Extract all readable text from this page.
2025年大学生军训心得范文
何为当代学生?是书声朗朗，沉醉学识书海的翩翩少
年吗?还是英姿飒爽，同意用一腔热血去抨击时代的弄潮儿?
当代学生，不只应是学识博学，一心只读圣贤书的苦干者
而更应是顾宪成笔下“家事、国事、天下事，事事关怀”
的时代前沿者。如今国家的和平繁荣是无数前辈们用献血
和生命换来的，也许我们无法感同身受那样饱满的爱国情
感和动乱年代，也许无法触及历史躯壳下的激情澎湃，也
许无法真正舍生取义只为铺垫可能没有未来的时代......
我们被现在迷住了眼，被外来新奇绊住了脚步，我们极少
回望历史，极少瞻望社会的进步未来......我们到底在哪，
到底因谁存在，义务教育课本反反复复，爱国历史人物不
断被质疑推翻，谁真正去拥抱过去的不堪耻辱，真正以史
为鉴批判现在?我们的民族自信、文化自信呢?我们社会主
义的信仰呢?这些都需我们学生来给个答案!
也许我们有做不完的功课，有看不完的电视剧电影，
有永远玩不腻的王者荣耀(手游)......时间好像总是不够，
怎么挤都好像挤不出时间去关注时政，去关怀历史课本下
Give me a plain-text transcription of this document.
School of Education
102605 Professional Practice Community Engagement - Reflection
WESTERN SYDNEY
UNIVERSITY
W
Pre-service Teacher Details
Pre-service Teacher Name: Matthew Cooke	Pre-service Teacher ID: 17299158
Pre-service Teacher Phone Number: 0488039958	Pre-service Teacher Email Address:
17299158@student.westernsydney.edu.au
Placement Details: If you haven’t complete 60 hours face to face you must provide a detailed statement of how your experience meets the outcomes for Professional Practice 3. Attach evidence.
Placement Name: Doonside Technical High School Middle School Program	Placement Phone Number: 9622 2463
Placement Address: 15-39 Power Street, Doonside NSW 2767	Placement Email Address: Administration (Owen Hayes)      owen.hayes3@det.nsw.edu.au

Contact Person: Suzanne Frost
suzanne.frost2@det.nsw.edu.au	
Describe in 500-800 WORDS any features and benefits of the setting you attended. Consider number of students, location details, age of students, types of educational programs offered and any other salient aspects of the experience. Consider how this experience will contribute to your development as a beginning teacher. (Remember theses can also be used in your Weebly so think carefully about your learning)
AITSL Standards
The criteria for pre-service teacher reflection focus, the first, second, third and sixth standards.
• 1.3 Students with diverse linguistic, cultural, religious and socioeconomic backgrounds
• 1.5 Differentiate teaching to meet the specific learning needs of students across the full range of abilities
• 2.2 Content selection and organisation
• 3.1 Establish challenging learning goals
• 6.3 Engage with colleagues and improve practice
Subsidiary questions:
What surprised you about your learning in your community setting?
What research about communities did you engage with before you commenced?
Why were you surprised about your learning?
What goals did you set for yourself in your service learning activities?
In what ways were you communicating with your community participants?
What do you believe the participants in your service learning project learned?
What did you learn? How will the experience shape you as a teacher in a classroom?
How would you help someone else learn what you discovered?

# # # #

### Stated problem
Using the listing above, pick out each line that contains the word "Address", then copy it.

### Exercise output
Pre-service Teacher Phone Number: 0488039958	Pre-service Teacher Email Address:
Placement Address: 15-39 Power Street, Doonside NSW 2767	Placement Email Address: Administration (Owen Hayes)      owen.hayes3@det.nsw.edu.au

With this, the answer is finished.